- **Goal of the exercise**:
Rewrite the data below as a JSON list of strings, with one string per line and no blank lines. Leave the pictures out.

[Dataset excerpts]
##########

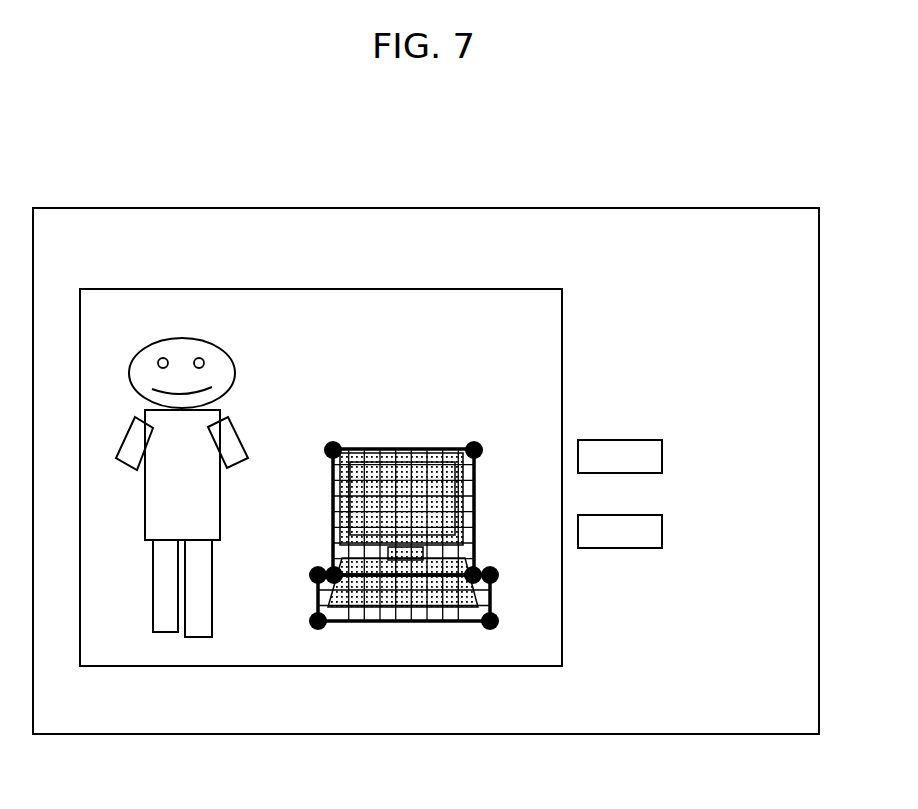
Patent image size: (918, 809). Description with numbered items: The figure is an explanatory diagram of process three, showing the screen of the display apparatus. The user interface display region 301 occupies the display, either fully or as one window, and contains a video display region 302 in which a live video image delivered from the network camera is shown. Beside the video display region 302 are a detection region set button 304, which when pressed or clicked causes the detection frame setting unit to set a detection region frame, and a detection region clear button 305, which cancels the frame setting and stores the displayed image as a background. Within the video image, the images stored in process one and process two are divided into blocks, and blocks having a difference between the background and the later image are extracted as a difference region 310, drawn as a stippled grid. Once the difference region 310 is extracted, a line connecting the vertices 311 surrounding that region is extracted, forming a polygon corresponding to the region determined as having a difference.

The user interface display region 301 is at (693, 208).
The video display region 302 is at (563, 322).
The detection region set button 304 is at (662, 452).
The detection region clear button 305 is at (662, 527).
The difference region 310 is at (382, 448).
The vertices 311 is at (473, 443).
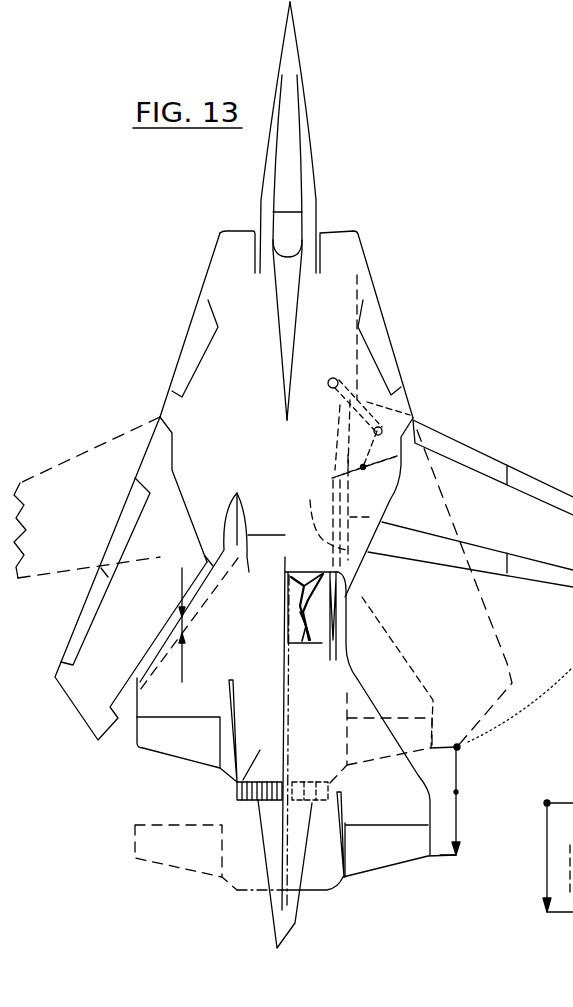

##########

- **Finished exercise**:
[
  "Patent image size: (918, 809). Description with numbered items: The figure is an explanatory diagram of process three, showing the screen of the display apparatus. The user interface display region 301 occupies the display, either fully or as one window, and contains a video display region 302 in which a live video image delivered from the network camera is shown. Beside the video display region 302 are a detection region set button 304, which when pressed or clicked causes the detection frame setting unit to set a detection region frame, and a detection region clear button 305, which cancels the frame setting and stores the displayed image as a background. Within the video image, the images stored in process one and process two are divided into blocks, and blocks having a difference between the background and the later image are extracted as a difference region 310, drawn as a stippled grid. Once the difference region 310 is extracted, a line connecting the vertices 311 surrounding that region is extracted, forming a polygon corresponding to the region determined as having a difference.",
  "The user interface display region 301 is at (693, 208).",
  "The video display region 302 is at (563, 322).",
  "The detection region set button 304 is at (662, 452).",
  "The detection region clear button 305 is at (662, 527).",
  "The difference region 310 is at (382, 448).",
  "The vertices 311 is at (473, 443)."
]